» **DIRECTIVE**: Return the records in full, exactly as given.

» **RECORDS SUPPLIED**:
## begin

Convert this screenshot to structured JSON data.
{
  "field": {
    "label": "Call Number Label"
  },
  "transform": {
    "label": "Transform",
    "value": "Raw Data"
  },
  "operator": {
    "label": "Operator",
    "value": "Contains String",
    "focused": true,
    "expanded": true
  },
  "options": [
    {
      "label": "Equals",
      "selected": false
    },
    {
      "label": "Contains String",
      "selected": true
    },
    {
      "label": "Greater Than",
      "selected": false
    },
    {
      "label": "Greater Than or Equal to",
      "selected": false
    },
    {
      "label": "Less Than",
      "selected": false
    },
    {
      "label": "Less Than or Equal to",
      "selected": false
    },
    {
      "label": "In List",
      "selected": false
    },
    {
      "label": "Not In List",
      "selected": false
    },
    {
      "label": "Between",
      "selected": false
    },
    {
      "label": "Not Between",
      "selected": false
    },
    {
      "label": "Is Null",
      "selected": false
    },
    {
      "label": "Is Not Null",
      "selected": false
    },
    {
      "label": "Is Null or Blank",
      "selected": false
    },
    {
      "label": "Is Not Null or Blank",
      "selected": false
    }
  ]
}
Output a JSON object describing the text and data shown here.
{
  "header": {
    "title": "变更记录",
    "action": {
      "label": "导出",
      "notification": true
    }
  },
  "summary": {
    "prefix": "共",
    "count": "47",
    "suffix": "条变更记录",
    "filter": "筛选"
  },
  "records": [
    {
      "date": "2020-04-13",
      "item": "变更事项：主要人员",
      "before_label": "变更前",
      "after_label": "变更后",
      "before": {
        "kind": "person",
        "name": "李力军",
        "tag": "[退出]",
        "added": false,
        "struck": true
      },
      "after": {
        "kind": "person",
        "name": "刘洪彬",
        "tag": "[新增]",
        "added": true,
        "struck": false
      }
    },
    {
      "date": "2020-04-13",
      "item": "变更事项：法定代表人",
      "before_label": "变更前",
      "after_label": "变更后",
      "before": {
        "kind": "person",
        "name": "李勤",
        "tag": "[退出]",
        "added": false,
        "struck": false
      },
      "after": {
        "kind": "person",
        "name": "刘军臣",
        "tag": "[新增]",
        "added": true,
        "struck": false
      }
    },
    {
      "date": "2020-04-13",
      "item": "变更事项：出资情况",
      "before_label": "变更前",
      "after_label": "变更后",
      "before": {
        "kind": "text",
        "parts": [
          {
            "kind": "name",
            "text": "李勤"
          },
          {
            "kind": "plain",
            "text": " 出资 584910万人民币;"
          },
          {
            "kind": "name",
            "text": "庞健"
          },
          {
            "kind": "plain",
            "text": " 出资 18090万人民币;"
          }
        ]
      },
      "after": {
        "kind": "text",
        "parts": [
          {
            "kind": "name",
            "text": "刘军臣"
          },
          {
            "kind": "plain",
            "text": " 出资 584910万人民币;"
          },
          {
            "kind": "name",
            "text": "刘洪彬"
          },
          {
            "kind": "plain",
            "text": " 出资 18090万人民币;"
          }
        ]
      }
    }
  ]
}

## end

» **OUTPUT OF THE TASK**:
Convert this screenshot to structured JSON data.
{
  "field": {
    "label": "Call Number Label"
  },
  "transform": {
    "label": "Transform",
    "value": "Raw Data"
  },
  "operator": {
    "label": "Operator",
    "value": "Contains String",
    "focused": true,
    "expanded": true
  },
  "options": [
    {
      "label": "Equals",
      "selected": false
    },
    {
      "label": "Contains String",
      "selected": true
    },
    {
      "label": "Greater Than",
      "selected": false
    },
    {
      "label": "Greater Than or Equal to",
      "selected": false
    },
    {
      "label": "Less Than",
      "selected": false
    },
    {
      "label": "Less Than or Equal to",
      "selected": false
    },
    {
      "label": "In List",
      "selected": false
    },
    {
      "label": "Not In List",
      "selected": false
    },
    {
      "label": "Between",
      "selected": false
    },
    {
      "label": "Not Between",
      "selected": false
    },
    {
      "label": "Is Null",
      "selected": false
    },
    {
      "label": "Is Not Null",
      "selected": false
    },
    {
      "label": "Is Null or Blank",
      "selected": false
    },
    {
      "label": "Is Not Null or Blank",
      "selected": false
    }
  ]
}
Output a JSON object describing the text and data shown here.
{
  "header": {
    "title": "变更记录",
    "action": {
      "label": "导出",
      "notification": true
    }
  },
  "summary": {
    "prefix": "共",
    "count": "47",
    "suffix": "条变更记录",
    "filter": "筛选"
  },
  "records": [
    {
      "date": "2020-04-13",
      "item": "变更事项：主要人员",
      "before_label": "变更前",
      "after_label": "变更后",
      "before": {
        "kind": "person",
        "name": "李力军",
        "tag": "[退出]",
        "added": false,
        "struck": true
      },
      "after": {
        "kind": "person",
        "name": "刘洪彬",
        "tag": "[新增]",
        "added": true,
        "struck": false
      }
    },
    {
      "date": "2020-04-13",
      "item": "变更事项：法定代表人",
      "before_label": "变更前",
      "after_label": "变更后",
      "before": {
        "kind": "person",
        "name": "李勤",
        "tag": "[退出]",
        "added": false,
        "struck": false
      },
      "after": {
        "kind": "person",
        "name": "刘军臣",
        "tag": "[新增]",
        "added": true,
        "struck": false
      }
    },
    {
      "date": "2020-04-13",
      "item": "变更事项：出资情况",
      "before_label": "变更前",
      "after_label": "变更后",
      "before": {
        "kind": "text",
        "parts": [
          {
            "kind": "name",
            "text": "李勤"
          },
          {
            "kind": "plain",
            "text": " 出资 584910万人民币;"
          },
          {
            "kind": "name",
            "text": "庞健"
          },
          {
            "kind": "plain",
            "text": " 出资 18090万人民币;"
          }
        ]
      },
      "after": {
        "kind": "text",
        "parts": [
          {
            "kind": "name",
            "text": "刘军臣"
          },
          {
            "kind": "plain",
            "text": " 出资 584910万人民币;"
          },
          {
            "kind": "name",
            "text": "刘洪彬"
          },
          {
            "kind": "plain",
            "text": " 出资 18090万人民币;"
          }
        ]
      }
    }
  ]
}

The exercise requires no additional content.